Extracted data entries:
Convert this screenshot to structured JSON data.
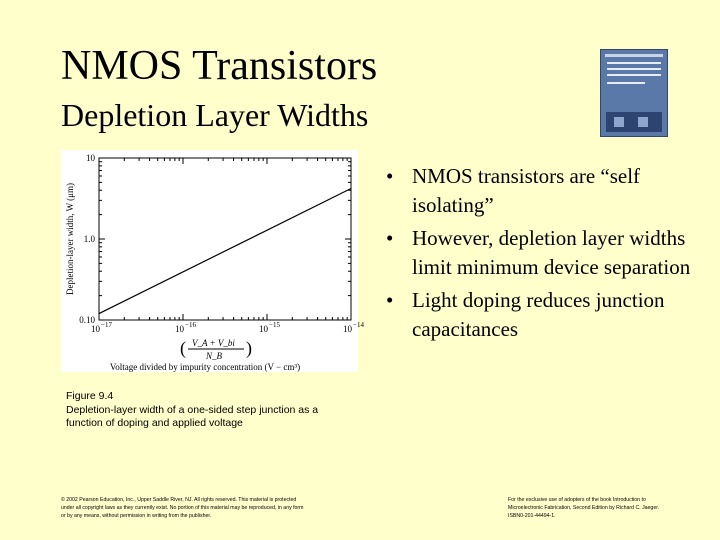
{
  "slide": {
    "title": "NMOS Transistors",
    "subtitle": "Depletion Layer Widths"
  },
  "book_cover_icon": "textbook-cover-icon",
  "bullets": [
    "NMOS transistors are “self isolating”",
    "However, depletion layer widths limit minimum device separation",
    "Light doping reduces junction capacitances"
  ],
  "figure": {
    "caption_line1": "Figure 9.4",
    "caption_line2": "Depletion-layer width of a one-sided step junction as a function of doping and applied voltage"
  },
  "chart_data": {
    "type": "line",
    "x_scale": "log",
    "y_scale": "log",
    "xlim": [
      1e-17,
      1e-14
    ],
    "ylim": [
      0.1,
      10
    ],
    "x_tick_labels": [
      "10",
      "10",
      "10",
      "10"
    ],
    "x_tick_exponents": [
      "−17",
      "−16",
      "−15",
      "−14"
    ],
    "y_tick_labels": [
      "0.10",
      "1.0",
      "10"
    ],
    "xlabel": "Voltage divided by impurity concentration (V − cm³)",
    "ylabel": "Depletion-layer width, W",
    "ylabel_unit": "(μm)",
    "x_formula_num": "V_A + V_bi",
    "x_formula_den": "N_B",
    "series": [
      {
        "x": [
          1e-17,
          1e-14
        ],
        "y": [
          0.12,
          4.2
        ]
      }
    ]
  },
  "footer": {
    "copyright": "© 2002 Pearson Education, Inc., Upper Saddle River, NJ. All rights reserved. This material is protected under all copyright laws as they currently exist. No portion of this material may be reproduced, in any form or by any means, without permission in writing from the publisher.",
    "book_note": "For the exclusive use of adopters of the book Introduction to Microelectronic Fabrication, Second Edition by Richard C. Jaeger. ISBN0-201-44494-1."
  }
}
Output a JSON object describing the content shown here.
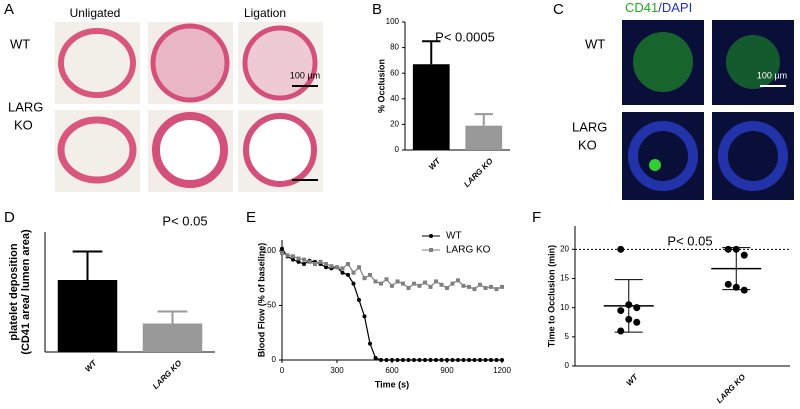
{
  "image_panels": [
    {
      "label": "A",
      "column_titles": [
        "Unligated",
        "Ligation"
      ],
      "row_titles": [
        [
          "WT"
        ],
        [
          "LARG",
          "KO"
        ]
      ],
      "scale_bar": "100 µm"
    },
    {
      "label": "C",
      "title_parts": [
        "CD41",
        "/DAPI"
      ],
      "row_titles": [
        [
          "WT"
        ],
        [
          "LARG",
          "KO"
        ]
      ],
      "scale_bar": "100 µm"
    }
  ],
  "chart_data": [
    {
      "type": "bar",
      "label": "B",
      "annotation": "P< 0.0005",
      "ylabel": [
        "% Occlusion"
      ],
      "categories": [
        "WT",
        "LARG KO"
      ],
      "values": [
        67,
        19
      ],
      "errors": [
        18,
        9
      ],
      "colors": [
        "#000000",
        "#999999"
      ],
      "ylim": [
        0,
        100
      ],
      "yticks": [
        0,
        20,
        40,
        60,
        80,
        100
      ]
    },
    {
      "type": "bar",
      "label": "D",
      "annotation": "P< 0.05",
      "ylabel": [
        "platelet deposition",
        "(CD41 area/ lumen area)"
      ],
      "categories": [
        "WT",
        "LARG KO"
      ],
      "values": [
        48,
        19
      ],
      "errors": [
        19,
        8
      ],
      "colors": [
        "#000000",
        "#999999"
      ],
      "ylim": [
        0,
        80
      ]
    },
    {
      "type": "line",
      "label": "E",
      "xlabel": "Time (s)",
      "ylabel": [
        "Blood Flow (% of baseline)"
      ],
      "legend": "top right",
      "x": [
        0,
        30,
        60,
        90,
        120,
        150,
        180,
        210,
        240,
        270,
        300,
        330,
        360,
        390,
        420,
        450,
        480,
        510,
        540,
        570,
        600,
        630,
        660,
        690,
        720,
        750,
        780,
        810,
        840,
        870,
        900,
        930,
        960,
        990,
        1020,
        1050,
        1080,
        1110,
        1140,
        1170,
        1200
      ],
      "series": [
        {
          "name": "WT",
          "color": "#000000",
          "marker": "circle",
          "values": [
            102,
            95,
            92,
            90,
            88,
            91,
            90,
            88,
            85,
            84,
            85,
            80,
            78,
            70,
            55,
            40,
            15,
            2,
            0,
            0,
            0,
            0,
            0,
            0,
            0,
            0,
            0,
            0,
            0,
            0,
            0,
            0,
            0,
            0,
            0,
            0,
            0,
            0,
            0,
            0,
            0
          ]
        },
        {
          "name": "LARG KO",
          "color": "#808080",
          "marker": "square",
          "values": [
            98,
            96,
            95,
            93,
            92,
            90,
            88,
            90,
            88,
            86,
            85,
            84,
            88,
            80,
            85,
            75,
            78,
            72,
            70,
            74,
            68,
            72,
            70,
            66,
            70,
            68,
            71,
            67,
            72,
            69,
            66,
            70,
            73,
            68,
            67,
            65,
            69,
            66,
            67,
            65,
            67
          ]
        }
      ],
      "xlim": [
        0,
        1200
      ],
      "xticks": [
        0,
        300,
        600,
        900,
        1200
      ],
      "ylim": [
        0,
        110
      ],
      "yticks": [
        0,
        50,
        100
      ]
    },
    {
      "type": "scatter",
      "label": "F",
      "annotation": "P< 0.05",
      "ylabel": [
        "Time to Occlusion (min)"
      ],
      "categories": [
        "WT",
        "LARG KO"
      ],
      "values": [
        [
          20,
          10.5,
          10,
          9.5,
          8,
          7.5,
          6
        ],
        [
          20,
          20,
          19,
          14,
          13.5,
          13
        ]
      ],
      "means": [
        10.3,
        16.7
      ],
      "sds": [
        4.5,
        3.6
      ],
      "color": "#000000",
      "ref_line": 20,
      "ylim": [
        0,
        24
      ],
      "yticks": [
        0,
        5,
        10,
        15,
        20
      ]
    }
  ]
}
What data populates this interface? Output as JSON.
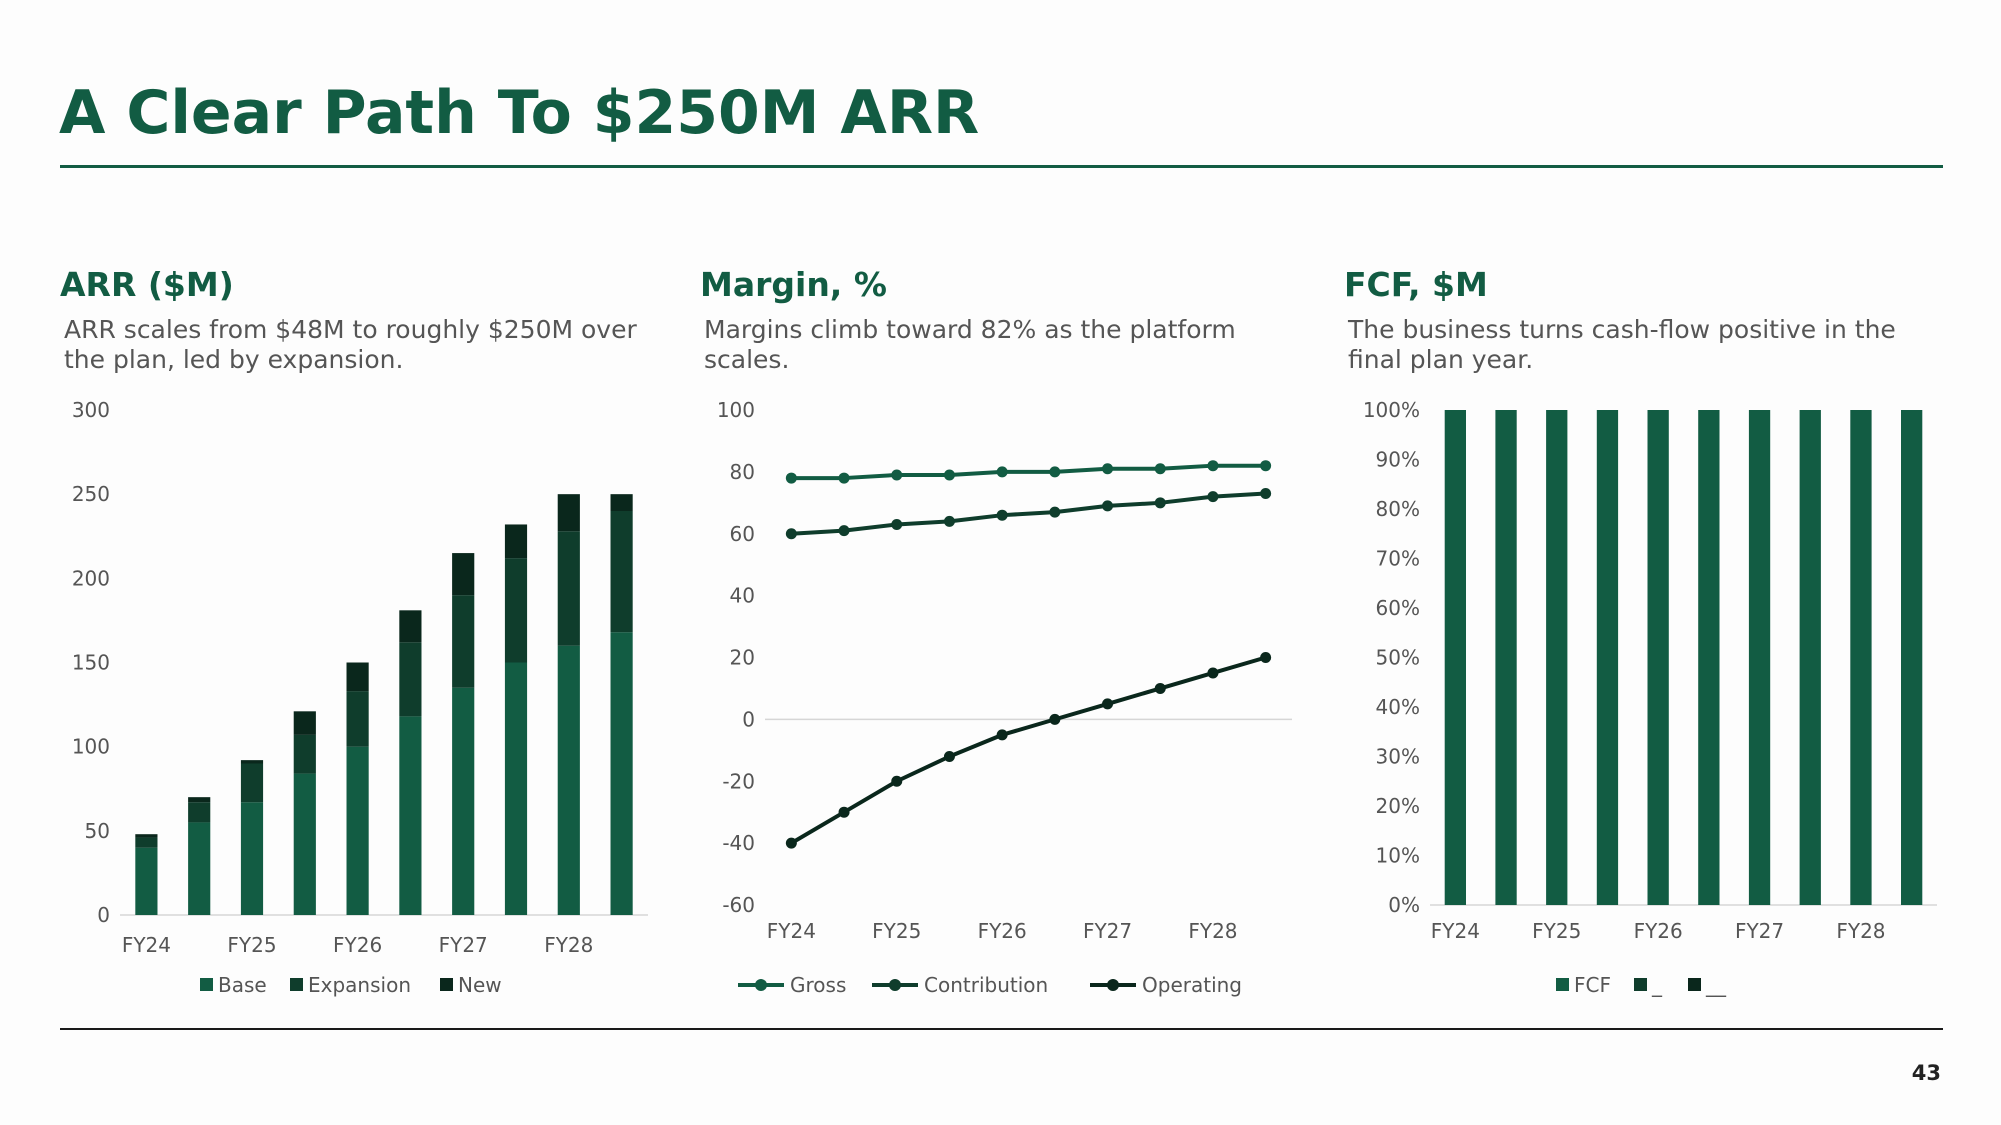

▶ [Exercise objective] Omitting all images, print the listing exactly.

▶ [The response]
Convert this screenshot to structured JSON data.
{
  "slide": {
    "title": "NMOS Transistors",
    "subtitle": "Depletion Layer Widths"
  },
  "book_cover_icon": "textbook-cover-icon",
  "bullets": [
    "NMOS transistors are “self isolating”",
    "However, depletion layer widths limit minimum device separation",
    "Light doping reduces junction capacitances"
  ],
  "figure": {
    "caption_line1": "Figure 9.4",
    "caption_line2": "Depletion-layer width of a one-sided step junction as a function of doping and applied voltage"
  },
  "chart_data": {
    "type": "line",
    "x_scale": "log",
    "y_scale": "log",
    "xlim": [
      1e-17,
      1e-14
    ],
    "ylim": [
      0.1,
      10
    ],
    "x_tick_labels": [
      "10",
      "10",
      "10",
      "10"
    ],
    "x_tick_exponents": [
      "−17",
      "−16",
      "−15",
      "−14"
    ],
    "y_tick_labels": [
      "0.10",
      "1.0",
      "10"
    ],
    "xlabel": "Voltage divided by impurity concentration (V − cm³)",
    "ylabel": "Depletion-layer width, W",
    "ylabel_unit": "(μm)",
    "x_formula_num": "V_A + V_bi",
    "x_formula_den": "N_B",
    "series": [
      {
        "x": [
          1e-17,
          1e-14
        ],
        "y": [
          0.12,
          4.2
        ]
      }
    ]
  },
  "footer": {
    "copyright": "© 2002 Pearson Education, Inc., Upper Saddle River, NJ. All rights reserved. This material is protected under all copyright laws as they currently exist. No portion of this material may be reproduced, in any form or by any means, without permission in writing from the publisher.",
    "book_note": "For the exclusive use of adopters of the book Introduction to Microelectronic Fabrication, Second Edition by Richard C. Jaeger. ISBN0-201-44494-1."
  }
}
Output a JSON object describing the content shown here.
{
  "image_panels": [
    {
      "label": "A",
      "column_titles": [
        "Unligated",
        "Ligation"
      ],
      "row_titles": [
        [
          "WT"
        ],
        [
          "LARG",
          "KO"
        ]
      ],
      "scale_bar": "100 µm"
    },
    {
      "label": "C",
      "title_parts": [
        "CD41",
        "/DAPI"
      ],
      "row_titles": [
        [
          "WT"
        ],
        [
          "LARG",
          "KO"
        ]
      ],
      "scale_bar": "100 µm"
    }
  ],
  "chart_data": [
    {
      "type": "bar",
      "label": "B",
      "annotation": "P< 0.0005",
      "ylabel": [
        "% Occlusion"
      ],
      "categories": [
        "WT",
        "LARG KO"
      ],
      "values": [
        67,
        19
      ],
      "errors": [
        18,
        9
      ],
      "colors": [
        "#000000",
        "#999999"
      ],
      "ylim": [
        0,
        100
      ],
      "yticks": [
        0,
        20,
        40,
        60,
        80,
        100
      ]
    },
    {
      "type": "bar",
      "label": "D",
      "annotation": "P< 0.05",
      "ylabel": [
        "platelet deposition",
        "(CD41 area/ lumen area)"
      ],
      "categories": [
        "WT",
        "LARG KO"
      ],
      "values": [
        48,
        19
      ],
      "errors": [
        19,
        8
      ],
      "colors": [
        "#000000",
        "#999999"
      ],
      "ylim": [
        0,
        80
      ]
    },
    {
      "type": "line",
      "label": "E",
      "xlabel": "Time (s)",
      "ylabel": [
        "Blood Flow (% of baseline)"
      ],
      "legend": "top right",
      "x": [
        0,
        30,
        60,
        90,
        120,
        150,
        180,
        210,
        240,
        270,
        300,
        330,
        360,
        390,
        420,
        450,
        480,
        510,
        540,
        570,
        600,
        630,
        660,
        690,
        720,
        750,
        780,
        810,
        840,
        870,
        900,
        930,
        960,
        990,
        1020,
        1050,
        1080,
        1110,
        1140,
        1170,
        1200
      ],
      "series": [
        {
          "name": "WT",
          "color": "#000000",
          "marker": "circle",
          "values": [
            102,
            95,
            92,
            90,
            88,
            91,
            90,
            88,
            85,
            84,
            85,
            80,
            78,
            70,
            55,
            40,
            15,
            2,
            0,
            0,
            0,
            0,
            0,
            0,
            0,
            0,
            0,
            0,
            0,
            0,
            0,
            0,
            0,
            0,
            0,
            0,
            0,
            0,
            0,
            0,
            0
          ]
        },
        {
          "name": "LARG KO",
          "color": "#808080",
          "marker": "square",
          "values": [
            98,
            96,
            95,
            93,
            92,
            90,
            88,
            90,
            88,
            86,
            85,
            84,
            88,
            80,
            85,
            75,
            78,
            72,
            70,
            74,
            68,
            72,
            70,
            66,
            70,
            68,
            71,
            67,
            72,
            69,
            66,
            70,
            73,
            68,
            67,
            65,
            69,
            66,
            67,
            65,
            67
          ]
        }
      ],
      "xlim": [
        0,
        1200
      ],
      "xticks": [
        0,
        300,
        600,
        900,
        1200
      ],
      "ylim": [
        0,
        110
      ],
      "yticks": [
        0,
        50,
        100
      ]
    },
    {
      "type": "scatter",
      "label": "F",
      "annotation": "P< 0.05",
      "ylabel": [
        "Time to Occlusion (min)"
      ],
      "categories": [
        "WT",
        "LARG KO"
      ],
      "values": [
        [
          20,
          10.5,
          10,
          9.5,
          8,
          7.5,
          6
        ],
        [
          20,
          20,
          19,
          14,
          13.5,
          13
        ]
      ],
      "means": [
        10.3,
        16.7
      ],
      "sds": [
        4.5,
        3.6
      ],
      "color": "#000000",
      "ref_line": 20,
      "ylim": [
        0,
        24
      ],
      "yticks": [
        0,
        5,
        10,
        15,
        20
      ]
    }
  ]
}
What data populates this interface? Output as JSON.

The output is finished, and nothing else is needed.